DIRECTIONS FOR THIS TASK>
Select all lines with the string "name" in them, and copy those lines.

— BEGIN THE DATA —

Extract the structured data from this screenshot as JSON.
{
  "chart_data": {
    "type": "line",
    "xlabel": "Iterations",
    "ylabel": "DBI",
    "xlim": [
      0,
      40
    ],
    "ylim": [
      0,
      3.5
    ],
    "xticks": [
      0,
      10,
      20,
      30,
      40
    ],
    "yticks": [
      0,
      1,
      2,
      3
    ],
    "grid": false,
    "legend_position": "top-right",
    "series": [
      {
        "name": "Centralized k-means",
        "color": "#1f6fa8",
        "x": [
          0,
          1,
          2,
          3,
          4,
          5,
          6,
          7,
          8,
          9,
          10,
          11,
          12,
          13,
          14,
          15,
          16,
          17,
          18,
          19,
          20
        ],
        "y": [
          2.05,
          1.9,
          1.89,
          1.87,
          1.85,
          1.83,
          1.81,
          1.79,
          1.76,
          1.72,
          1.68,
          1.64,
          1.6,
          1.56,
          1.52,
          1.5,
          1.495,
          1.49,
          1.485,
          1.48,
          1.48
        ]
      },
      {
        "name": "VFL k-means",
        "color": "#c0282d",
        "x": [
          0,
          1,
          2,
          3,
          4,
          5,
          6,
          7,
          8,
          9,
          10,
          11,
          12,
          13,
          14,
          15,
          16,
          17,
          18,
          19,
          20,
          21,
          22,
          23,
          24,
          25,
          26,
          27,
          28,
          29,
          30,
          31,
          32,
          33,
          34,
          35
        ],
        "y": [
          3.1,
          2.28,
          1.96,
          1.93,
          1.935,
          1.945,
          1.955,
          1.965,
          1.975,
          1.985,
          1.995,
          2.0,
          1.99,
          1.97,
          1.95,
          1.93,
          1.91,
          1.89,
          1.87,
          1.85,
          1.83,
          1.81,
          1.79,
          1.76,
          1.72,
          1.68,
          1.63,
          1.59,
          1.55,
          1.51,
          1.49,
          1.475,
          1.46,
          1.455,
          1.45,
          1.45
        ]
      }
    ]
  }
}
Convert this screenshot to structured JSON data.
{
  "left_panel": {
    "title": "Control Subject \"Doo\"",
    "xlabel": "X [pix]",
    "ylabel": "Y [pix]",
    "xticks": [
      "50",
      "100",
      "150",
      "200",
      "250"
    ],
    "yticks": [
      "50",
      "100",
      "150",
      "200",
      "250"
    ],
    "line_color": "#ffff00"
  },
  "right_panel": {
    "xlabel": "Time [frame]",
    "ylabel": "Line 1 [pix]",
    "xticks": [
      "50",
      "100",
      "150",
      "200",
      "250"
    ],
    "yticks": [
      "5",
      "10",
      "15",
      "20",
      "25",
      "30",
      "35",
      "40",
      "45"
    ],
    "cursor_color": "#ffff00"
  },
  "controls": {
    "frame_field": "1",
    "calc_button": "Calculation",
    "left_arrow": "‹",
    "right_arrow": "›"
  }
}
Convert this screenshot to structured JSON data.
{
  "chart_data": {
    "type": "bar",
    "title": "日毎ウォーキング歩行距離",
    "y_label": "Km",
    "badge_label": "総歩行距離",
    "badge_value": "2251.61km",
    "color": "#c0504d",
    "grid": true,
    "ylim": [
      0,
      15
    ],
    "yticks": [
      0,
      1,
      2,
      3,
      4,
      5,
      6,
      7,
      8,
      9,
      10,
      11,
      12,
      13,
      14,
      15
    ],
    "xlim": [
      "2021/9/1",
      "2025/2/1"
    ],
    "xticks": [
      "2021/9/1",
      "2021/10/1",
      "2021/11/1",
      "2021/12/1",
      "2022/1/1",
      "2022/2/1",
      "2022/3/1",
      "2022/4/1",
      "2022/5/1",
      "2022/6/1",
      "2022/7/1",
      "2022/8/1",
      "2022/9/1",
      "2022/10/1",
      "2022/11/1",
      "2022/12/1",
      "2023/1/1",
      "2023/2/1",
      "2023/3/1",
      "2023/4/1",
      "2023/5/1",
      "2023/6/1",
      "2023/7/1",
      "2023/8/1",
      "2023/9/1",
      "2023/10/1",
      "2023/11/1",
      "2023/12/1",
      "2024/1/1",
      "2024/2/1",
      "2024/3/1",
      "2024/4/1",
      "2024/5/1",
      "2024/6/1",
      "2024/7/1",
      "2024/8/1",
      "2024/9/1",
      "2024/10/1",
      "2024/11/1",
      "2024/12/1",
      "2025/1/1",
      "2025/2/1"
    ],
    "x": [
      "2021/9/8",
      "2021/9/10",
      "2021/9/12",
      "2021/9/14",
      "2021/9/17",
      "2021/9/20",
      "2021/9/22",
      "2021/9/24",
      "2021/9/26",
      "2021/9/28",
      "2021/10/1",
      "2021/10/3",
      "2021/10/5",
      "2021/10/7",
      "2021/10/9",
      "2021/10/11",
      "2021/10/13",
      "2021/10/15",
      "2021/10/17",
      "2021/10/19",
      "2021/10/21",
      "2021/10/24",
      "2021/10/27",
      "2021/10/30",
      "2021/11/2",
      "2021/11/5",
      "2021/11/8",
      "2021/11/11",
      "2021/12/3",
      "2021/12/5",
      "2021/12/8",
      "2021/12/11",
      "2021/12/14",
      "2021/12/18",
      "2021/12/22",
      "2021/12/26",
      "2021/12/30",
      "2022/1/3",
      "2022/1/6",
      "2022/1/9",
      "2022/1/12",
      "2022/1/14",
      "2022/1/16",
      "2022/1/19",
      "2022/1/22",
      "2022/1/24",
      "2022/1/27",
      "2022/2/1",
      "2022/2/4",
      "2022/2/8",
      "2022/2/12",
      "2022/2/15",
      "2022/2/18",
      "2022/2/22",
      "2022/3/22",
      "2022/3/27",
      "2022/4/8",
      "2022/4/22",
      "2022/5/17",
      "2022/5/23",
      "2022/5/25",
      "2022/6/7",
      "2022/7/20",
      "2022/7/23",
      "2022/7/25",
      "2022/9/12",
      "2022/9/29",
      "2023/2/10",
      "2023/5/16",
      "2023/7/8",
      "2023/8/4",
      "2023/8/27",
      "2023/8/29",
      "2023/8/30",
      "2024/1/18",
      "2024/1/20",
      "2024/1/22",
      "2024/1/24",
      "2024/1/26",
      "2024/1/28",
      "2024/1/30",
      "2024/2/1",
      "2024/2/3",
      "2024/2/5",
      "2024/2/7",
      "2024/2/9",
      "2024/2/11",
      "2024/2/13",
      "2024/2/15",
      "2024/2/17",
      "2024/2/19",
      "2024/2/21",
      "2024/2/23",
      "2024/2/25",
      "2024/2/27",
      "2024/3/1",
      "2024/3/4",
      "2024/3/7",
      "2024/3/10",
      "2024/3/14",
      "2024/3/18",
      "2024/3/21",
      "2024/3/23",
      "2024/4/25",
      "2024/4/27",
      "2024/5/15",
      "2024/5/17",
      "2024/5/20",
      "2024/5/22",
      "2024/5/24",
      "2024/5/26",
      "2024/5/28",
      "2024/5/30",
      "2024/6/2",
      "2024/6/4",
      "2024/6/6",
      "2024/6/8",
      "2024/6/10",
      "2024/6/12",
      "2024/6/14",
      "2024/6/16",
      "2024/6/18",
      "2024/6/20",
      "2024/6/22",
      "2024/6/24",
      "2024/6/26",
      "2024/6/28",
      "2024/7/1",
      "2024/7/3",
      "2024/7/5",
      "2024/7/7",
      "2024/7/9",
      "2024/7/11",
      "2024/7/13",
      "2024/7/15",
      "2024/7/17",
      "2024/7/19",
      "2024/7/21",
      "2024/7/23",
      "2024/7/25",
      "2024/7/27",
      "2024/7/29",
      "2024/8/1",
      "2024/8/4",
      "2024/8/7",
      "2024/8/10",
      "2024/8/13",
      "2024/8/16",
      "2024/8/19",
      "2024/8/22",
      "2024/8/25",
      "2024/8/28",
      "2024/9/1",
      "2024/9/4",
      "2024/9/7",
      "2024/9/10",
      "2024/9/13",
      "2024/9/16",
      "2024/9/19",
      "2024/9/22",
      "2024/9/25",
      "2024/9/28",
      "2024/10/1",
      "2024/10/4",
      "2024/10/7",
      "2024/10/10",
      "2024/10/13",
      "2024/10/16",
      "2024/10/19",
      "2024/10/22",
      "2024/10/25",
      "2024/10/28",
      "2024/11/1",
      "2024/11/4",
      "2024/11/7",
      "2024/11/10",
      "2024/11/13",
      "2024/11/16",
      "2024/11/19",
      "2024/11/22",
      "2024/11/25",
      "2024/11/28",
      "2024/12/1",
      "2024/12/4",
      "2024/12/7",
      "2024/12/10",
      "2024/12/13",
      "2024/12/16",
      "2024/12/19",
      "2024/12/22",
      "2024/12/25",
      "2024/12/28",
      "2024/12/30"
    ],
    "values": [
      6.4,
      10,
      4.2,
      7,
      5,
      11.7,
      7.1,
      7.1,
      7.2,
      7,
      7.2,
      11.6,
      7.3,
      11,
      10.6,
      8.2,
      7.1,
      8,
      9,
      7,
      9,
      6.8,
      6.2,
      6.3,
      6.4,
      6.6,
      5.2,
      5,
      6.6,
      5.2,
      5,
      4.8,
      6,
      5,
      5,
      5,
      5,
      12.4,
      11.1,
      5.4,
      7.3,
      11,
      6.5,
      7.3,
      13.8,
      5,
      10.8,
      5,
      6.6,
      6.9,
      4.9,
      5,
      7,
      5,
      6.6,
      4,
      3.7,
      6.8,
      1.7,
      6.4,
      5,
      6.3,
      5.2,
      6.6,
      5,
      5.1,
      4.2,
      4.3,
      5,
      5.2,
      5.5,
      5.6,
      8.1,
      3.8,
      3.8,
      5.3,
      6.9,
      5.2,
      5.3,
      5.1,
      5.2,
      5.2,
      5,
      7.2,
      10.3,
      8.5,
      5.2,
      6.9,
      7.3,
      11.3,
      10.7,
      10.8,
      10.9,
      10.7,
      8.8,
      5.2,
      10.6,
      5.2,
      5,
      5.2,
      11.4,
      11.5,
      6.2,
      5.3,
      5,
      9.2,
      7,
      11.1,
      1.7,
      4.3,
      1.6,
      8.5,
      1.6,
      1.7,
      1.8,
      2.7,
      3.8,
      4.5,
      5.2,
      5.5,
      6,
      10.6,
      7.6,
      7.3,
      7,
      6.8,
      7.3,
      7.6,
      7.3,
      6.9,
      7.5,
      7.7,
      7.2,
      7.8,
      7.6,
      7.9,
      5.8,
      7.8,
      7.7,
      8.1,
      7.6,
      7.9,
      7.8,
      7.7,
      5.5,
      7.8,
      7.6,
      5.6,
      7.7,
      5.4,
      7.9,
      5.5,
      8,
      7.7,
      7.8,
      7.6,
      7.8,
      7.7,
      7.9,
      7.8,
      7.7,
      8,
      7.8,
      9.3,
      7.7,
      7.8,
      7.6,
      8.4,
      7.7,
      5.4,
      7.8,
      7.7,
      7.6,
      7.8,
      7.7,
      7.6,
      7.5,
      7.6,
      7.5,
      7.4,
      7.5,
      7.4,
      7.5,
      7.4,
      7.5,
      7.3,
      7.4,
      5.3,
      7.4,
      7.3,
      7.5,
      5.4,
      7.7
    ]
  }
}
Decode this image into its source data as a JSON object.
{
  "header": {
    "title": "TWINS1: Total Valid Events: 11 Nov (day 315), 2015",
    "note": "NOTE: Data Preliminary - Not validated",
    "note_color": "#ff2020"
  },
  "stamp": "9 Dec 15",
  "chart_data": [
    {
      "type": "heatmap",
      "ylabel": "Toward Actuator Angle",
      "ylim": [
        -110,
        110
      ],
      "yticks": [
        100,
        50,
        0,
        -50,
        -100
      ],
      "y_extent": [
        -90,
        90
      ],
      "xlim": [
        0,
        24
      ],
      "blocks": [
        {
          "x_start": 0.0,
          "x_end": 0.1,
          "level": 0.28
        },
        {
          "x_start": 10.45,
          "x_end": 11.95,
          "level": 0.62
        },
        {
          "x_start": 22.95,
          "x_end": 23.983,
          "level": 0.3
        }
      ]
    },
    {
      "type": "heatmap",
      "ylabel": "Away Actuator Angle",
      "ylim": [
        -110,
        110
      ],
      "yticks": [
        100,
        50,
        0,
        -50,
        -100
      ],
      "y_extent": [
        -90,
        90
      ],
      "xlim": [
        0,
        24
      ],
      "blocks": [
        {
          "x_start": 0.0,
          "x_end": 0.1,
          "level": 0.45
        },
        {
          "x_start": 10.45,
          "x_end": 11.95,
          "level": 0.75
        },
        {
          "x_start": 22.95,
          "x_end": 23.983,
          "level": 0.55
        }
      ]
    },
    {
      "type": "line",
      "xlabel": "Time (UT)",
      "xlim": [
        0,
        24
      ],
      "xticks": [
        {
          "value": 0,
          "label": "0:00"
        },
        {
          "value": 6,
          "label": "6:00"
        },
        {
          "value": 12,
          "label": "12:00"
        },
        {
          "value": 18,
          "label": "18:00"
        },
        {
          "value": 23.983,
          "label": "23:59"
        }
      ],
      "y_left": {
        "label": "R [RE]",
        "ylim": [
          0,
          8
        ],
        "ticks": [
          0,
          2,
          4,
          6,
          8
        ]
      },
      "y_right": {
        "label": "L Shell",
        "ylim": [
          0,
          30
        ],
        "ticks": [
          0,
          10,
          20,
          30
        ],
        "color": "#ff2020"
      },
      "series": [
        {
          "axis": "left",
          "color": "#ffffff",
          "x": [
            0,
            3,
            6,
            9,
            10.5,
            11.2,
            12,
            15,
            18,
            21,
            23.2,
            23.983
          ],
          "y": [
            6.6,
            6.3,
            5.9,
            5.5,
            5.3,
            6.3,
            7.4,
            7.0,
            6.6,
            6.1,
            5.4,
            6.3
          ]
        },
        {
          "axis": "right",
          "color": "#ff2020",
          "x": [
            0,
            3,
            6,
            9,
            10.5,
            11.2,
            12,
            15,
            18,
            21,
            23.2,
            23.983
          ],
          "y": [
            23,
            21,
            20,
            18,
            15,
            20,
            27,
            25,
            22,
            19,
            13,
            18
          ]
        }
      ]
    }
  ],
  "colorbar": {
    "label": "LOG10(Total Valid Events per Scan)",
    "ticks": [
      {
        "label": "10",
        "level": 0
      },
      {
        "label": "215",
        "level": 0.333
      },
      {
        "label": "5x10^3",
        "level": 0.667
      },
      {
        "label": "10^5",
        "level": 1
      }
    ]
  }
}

— END THE DATA —

REPLY TO THE TASK>
        "name": "Centralized k-means",
        "name": "VFL k-means",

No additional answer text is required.